--- Records shown ---

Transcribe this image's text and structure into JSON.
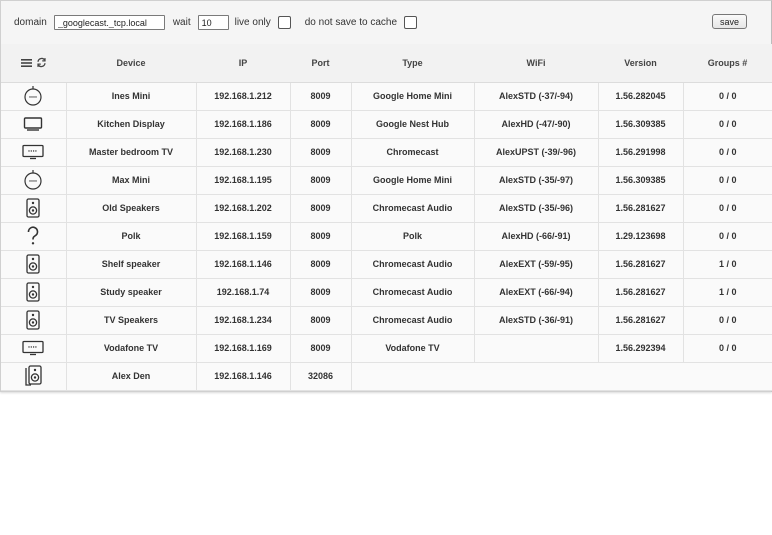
{
  "toolbar": {
    "domain_label": "domain",
    "domain_value": "_googlecast._tcp.local",
    "wait_label": "wait",
    "wait_value": "10",
    "live_only_label": "live only",
    "no_cache_label": "do not save to cache",
    "save_label": "save"
  },
  "table": {
    "headers": [
      "Device",
      "IP",
      "Port",
      "Type",
      "WiFi",
      "Version",
      "Groups #"
    ],
    "rows": [
      {
        "icon": "google-home-mini-icon",
        "device": "Ines Mini",
        "ip": "192.168.1.212",
        "port": "8009",
        "type": "Google Home Mini",
        "wifi": "AlexSTD (-37/-94)",
        "version": "1.56.282045",
        "groups": "0 / 0"
      },
      {
        "icon": "display-icon",
        "device": "Kitchen Display",
        "ip": "192.168.1.186",
        "port": "8009",
        "type": "Google Nest Hub",
        "wifi": "AlexHD (-47/-90)",
        "version": "1.56.309385",
        "groups": "0 / 0"
      },
      {
        "icon": "tv-icon",
        "device": "Master bedroom TV",
        "ip": "192.168.1.230",
        "port": "8009",
        "type": "Chromecast",
        "wifi": "AlexUPST (-39/-96)",
        "version": "1.56.291998",
        "groups": "0 / 0"
      },
      {
        "icon": "google-home-mini-icon",
        "device": "Max Mini",
        "ip": "192.168.1.195",
        "port": "8009",
        "type": "Google Home Mini",
        "wifi": "AlexSTD (-35/-97)",
        "version": "1.56.309385",
        "groups": "0 / 0"
      },
      {
        "icon": "speaker-icon",
        "device": "Old Speakers",
        "ip": "192.168.1.202",
        "port": "8009",
        "type": "Chromecast Audio",
        "wifi": "AlexSTD (-35/-96)",
        "version": "1.56.281627",
        "groups": "0 / 0"
      },
      {
        "icon": "question-icon",
        "device": "Polk",
        "ip": "192.168.1.159",
        "port": "8009",
        "type": "Polk",
        "wifi": "AlexHD (-66/-91)",
        "version": "1.29.123698",
        "groups": "0 / 0"
      },
      {
        "icon": "speaker-icon",
        "device": "Shelf speaker",
        "ip": "192.168.1.146",
        "port": "8009",
        "type": "Chromecast Audio",
        "wifi": "AlexEXT (-59/-95)",
        "version": "1.56.281627",
        "groups": "1 / 0"
      },
      {
        "icon": "speaker-icon",
        "device": "Study speaker",
        "ip": "192.168.1.74",
        "port": "8009",
        "type": "Chromecast Audio",
        "wifi": "AlexEXT (-66/-94)",
        "version": "1.56.281627",
        "groups": "1 / 0"
      },
      {
        "icon": "speaker-icon",
        "device": "TV Speakers",
        "ip": "192.168.1.234",
        "port": "8009",
        "type": "Chromecast Audio",
        "wifi": "AlexSTD (-36/-91)",
        "version": "1.56.281627",
        "groups": "0 / 0"
      },
      {
        "icon": "tv-icon",
        "device": "Vodafone TV",
        "ip": "192.168.1.169",
        "port": "8009",
        "type": "Vodafone TV",
        "wifi": "",
        "version": "1.56.292394",
        "groups": "0 / 0"
      },
      {
        "icon": "speaker-group-icon",
        "device": "Alex Den",
        "ip": "192.168.1.146",
        "port": "32086",
        "type": "",
        "wifi": "",
        "version": "",
        "groups": "",
        "span_rest": true
      }
    ]
  }
}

---

**Task prompt:**
Set down the material exactly, every line of it, except for the pictures.

**Task result:**
Transcribe this image's text and structure into JSON.
{
  "toolbar": {
    "domain_label": "domain",
    "domain_value": "_googlecast._tcp.local",
    "wait_label": "wait",
    "wait_value": "10",
    "live_only_label": "live only",
    "no_cache_label": "do not save to cache",
    "save_label": "save"
  },
  "table": {
    "headers": [
      "Device",
      "IP",
      "Port",
      "Type",
      "WiFi",
      "Version",
      "Groups #"
    ],
    "rows": [
      {
        "icon": "google-home-mini-icon",
        "device": "Ines Mini",
        "ip": "192.168.1.212",
        "port": "8009",
        "type": "Google Home Mini",
        "wifi": "AlexSTD (-37/-94)",
        "version": "1.56.282045",
        "groups": "0 / 0"
      },
      {
        "icon": "display-icon",
        "device": "Kitchen Display",
        "ip": "192.168.1.186",
        "port": "8009",
        "type": "Google Nest Hub",
        "wifi": "AlexHD (-47/-90)",
        "version": "1.56.309385",
        "groups": "0 / 0"
      },
      {
        "icon": "tv-icon",
        "device": "Master bedroom TV",
        "ip": "192.168.1.230",
        "port": "8009",
        "type": "Chromecast",
        "wifi": "AlexUPST (-39/-96)",
        "version": "1.56.291998",
        "groups": "0 / 0"
      },
      {
        "icon": "google-home-mini-icon",
        "device": "Max Mini",
        "ip": "192.168.1.195",
        "port": "8009",
        "type": "Google Home Mini",
        "wifi": "AlexSTD (-35/-97)",
        "version": "1.56.309385",
        "groups": "0 / 0"
      },
      {
        "icon": "speaker-icon",
        "device": "Old Speakers",
        "ip": "192.168.1.202",
        "port": "8009",
        "type": "Chromecast Audio",
        "wifi": "AlexSTD (-35/-96)",
        "version": "1.56.281627",
        "groups": "0 / 0"
      },
      {
        "icon": "question-icon",
        "device": "Polk",
        "ip": "192.168.1.159",
        "port": "8009",
        "type": "Polk",
        "wifi": "AlexHD (-66/-91)",
        "version": "1.29.123698",
        "groups": "0 / 0"
      },
      {
        "icon": "speaker-icon",
        "device": "Shelf speaker",
        "ip": "192.168.1.146",
        "port": "8009",
        "type": "Chromecast Audio",
        "wifi": "AlexEXT (-59/-95)",
        "version": "1.56.281627",
        "groups": "1 / 0"
      },
      {
        "icon": "speaker-icon",
        "device": "Study speaker",
        "ip": "192.168.1.74",
        "port": "8009",
        "type": "Chromecast Audio",
        "wifi": "AlexEXT (-66/-94)",
        "version": "1.56.281627",
        "groups": "1 / 0"
      },
      {
        "icon": "speaker-icon",
        "device": "TV Speakers",
        "ip": "192.168.1.234",
        "port": "8009",
        "type": "Chromecast Audio",
        "wifi": "AlexSTD (-36/-91)",
        "version": "1.56.281627",
        "groups": "0 / 0"
      },
      {
        "icon": "tv-icon",
        "device": "Vodafone TV",
        "ip": "192.168.1.169",
        "port": "8009",
        "type": "Vodafone TV",
        "wifi": "",
        "version": "1.56.292394",
        "groups": "0 / 0"
      },
      {
        "icon": "speaker-group-icon",
        "device": "Alex Den",
        "ip": "192.168.1.146",
        "port": "32086",
        "type": "",
        "wifi": "",
        "version": "",
        "groups": "",
        "span_rest": true
      }
    ]
  }
}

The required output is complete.